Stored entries
——————

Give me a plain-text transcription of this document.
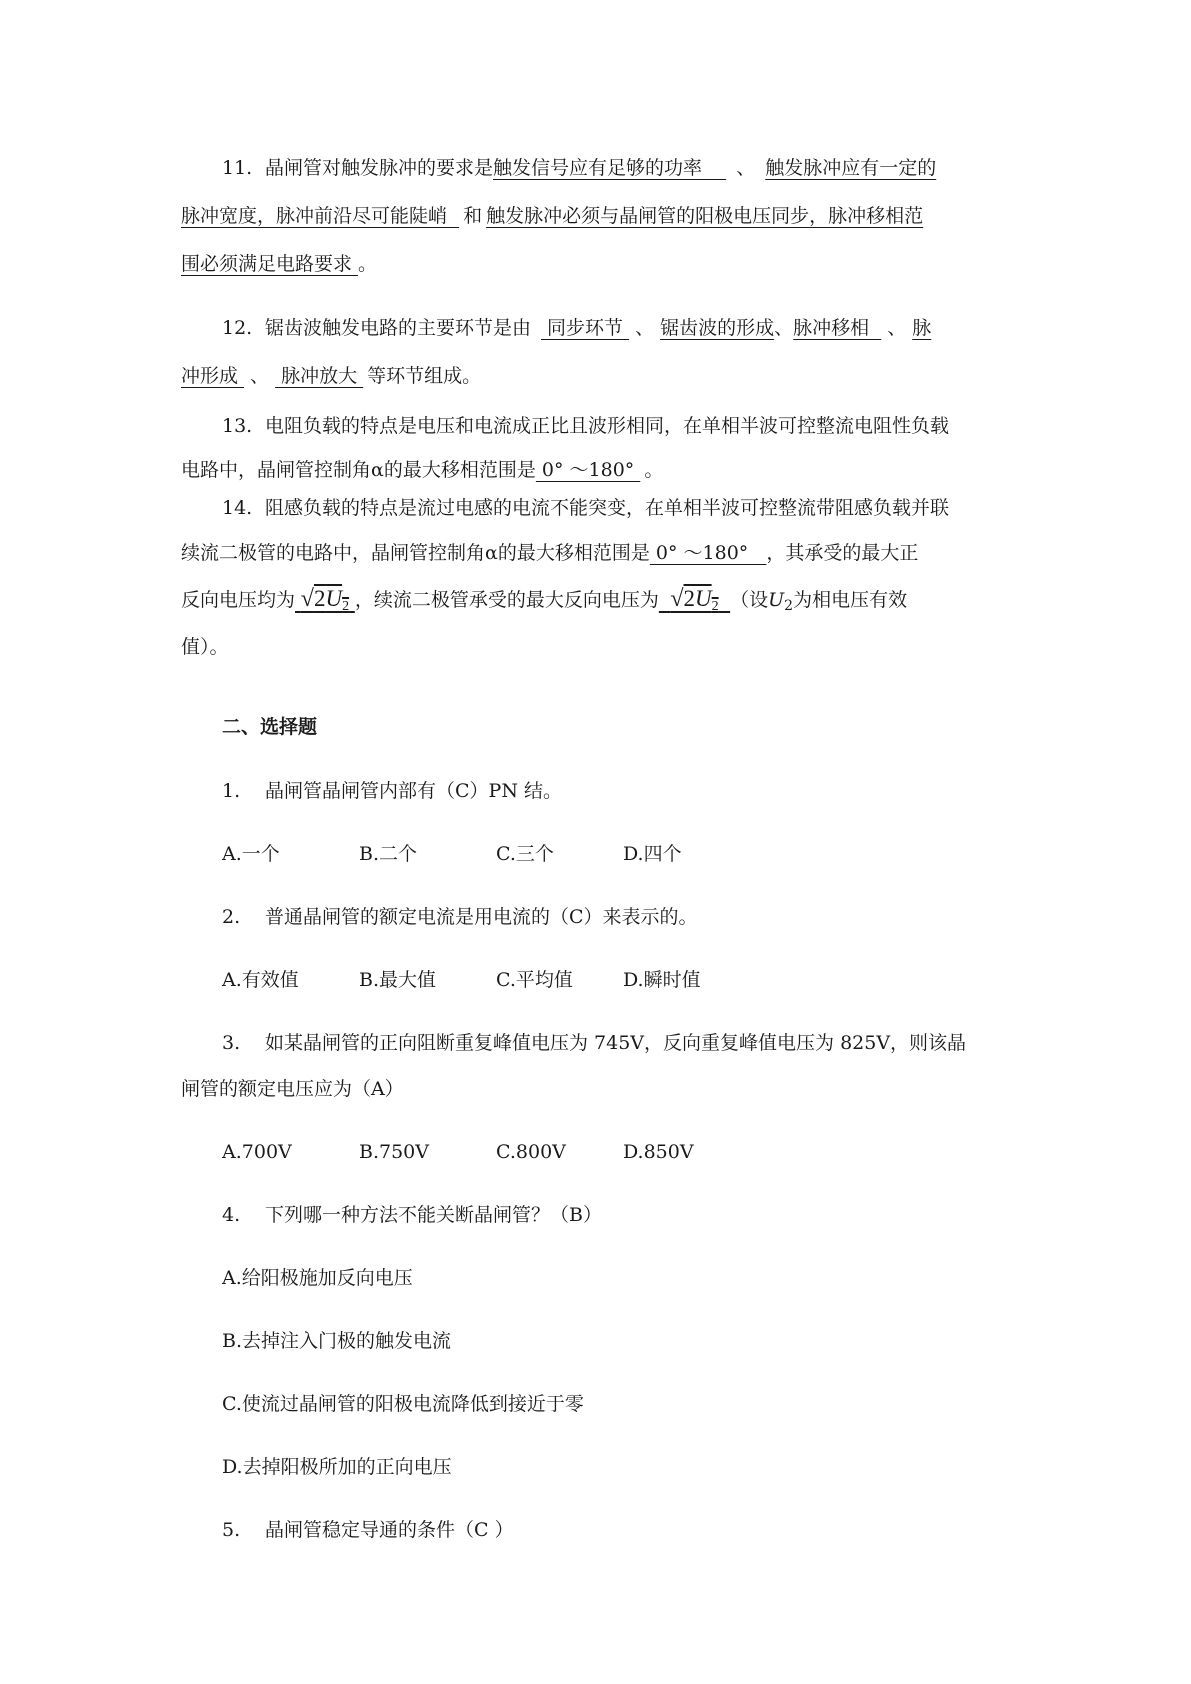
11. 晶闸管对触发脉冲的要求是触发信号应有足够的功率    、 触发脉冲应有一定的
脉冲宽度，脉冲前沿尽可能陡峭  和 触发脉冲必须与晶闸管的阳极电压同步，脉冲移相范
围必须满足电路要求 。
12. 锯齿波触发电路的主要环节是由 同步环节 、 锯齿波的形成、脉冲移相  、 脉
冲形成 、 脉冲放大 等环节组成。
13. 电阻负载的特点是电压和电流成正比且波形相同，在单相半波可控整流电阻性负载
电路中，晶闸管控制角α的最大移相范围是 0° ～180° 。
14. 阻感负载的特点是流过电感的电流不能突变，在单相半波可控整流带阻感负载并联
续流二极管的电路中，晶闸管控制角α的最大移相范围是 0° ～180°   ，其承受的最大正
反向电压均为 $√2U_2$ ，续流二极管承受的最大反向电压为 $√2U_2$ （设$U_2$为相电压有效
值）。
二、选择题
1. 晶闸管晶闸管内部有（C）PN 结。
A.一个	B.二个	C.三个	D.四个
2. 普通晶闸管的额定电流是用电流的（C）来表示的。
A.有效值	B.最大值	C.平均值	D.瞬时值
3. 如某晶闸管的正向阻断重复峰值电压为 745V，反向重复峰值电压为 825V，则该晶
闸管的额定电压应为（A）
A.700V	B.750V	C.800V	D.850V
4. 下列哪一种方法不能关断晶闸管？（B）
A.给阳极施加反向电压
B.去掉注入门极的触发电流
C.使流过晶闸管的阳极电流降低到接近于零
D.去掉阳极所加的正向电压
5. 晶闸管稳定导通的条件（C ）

——————

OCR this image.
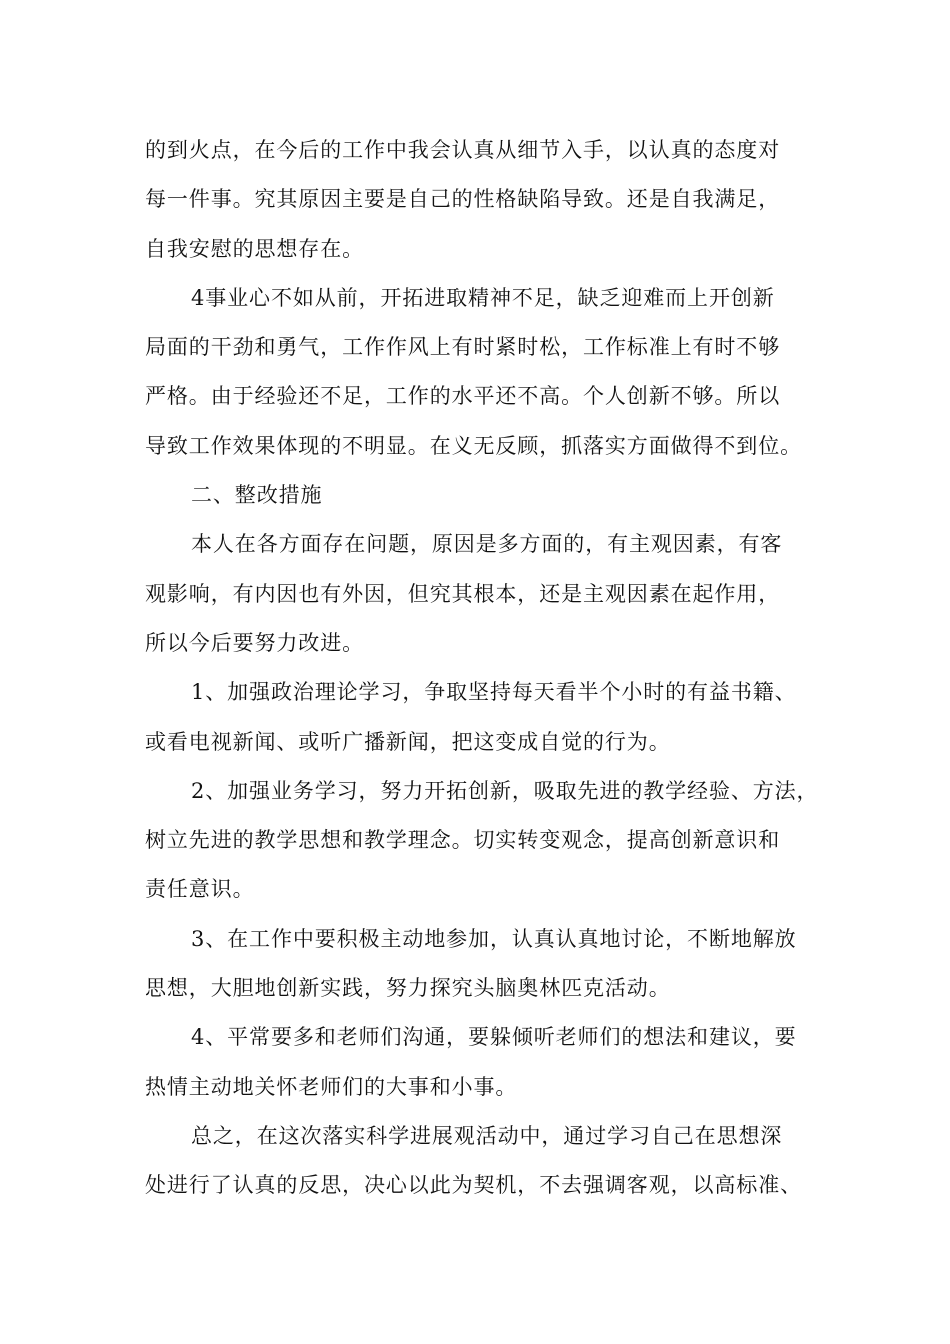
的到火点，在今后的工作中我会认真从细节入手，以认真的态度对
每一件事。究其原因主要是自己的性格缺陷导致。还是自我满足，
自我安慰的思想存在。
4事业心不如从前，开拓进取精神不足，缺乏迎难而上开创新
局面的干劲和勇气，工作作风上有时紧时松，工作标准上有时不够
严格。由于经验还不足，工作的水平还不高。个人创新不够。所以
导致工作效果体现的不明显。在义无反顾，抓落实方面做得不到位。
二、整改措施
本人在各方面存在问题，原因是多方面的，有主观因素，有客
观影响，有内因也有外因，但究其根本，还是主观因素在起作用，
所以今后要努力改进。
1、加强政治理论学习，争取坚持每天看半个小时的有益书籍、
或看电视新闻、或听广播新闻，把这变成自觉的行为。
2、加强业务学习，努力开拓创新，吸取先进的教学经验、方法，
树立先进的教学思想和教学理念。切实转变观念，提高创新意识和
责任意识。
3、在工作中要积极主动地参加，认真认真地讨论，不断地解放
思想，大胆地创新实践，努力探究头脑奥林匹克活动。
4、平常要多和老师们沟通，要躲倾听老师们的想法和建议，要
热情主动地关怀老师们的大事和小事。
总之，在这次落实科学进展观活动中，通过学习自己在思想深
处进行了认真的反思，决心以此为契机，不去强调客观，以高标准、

——————

### Your instructions:
Go over the records above and tally each line that includes "this". Give the total by itself.

### Correct output:
2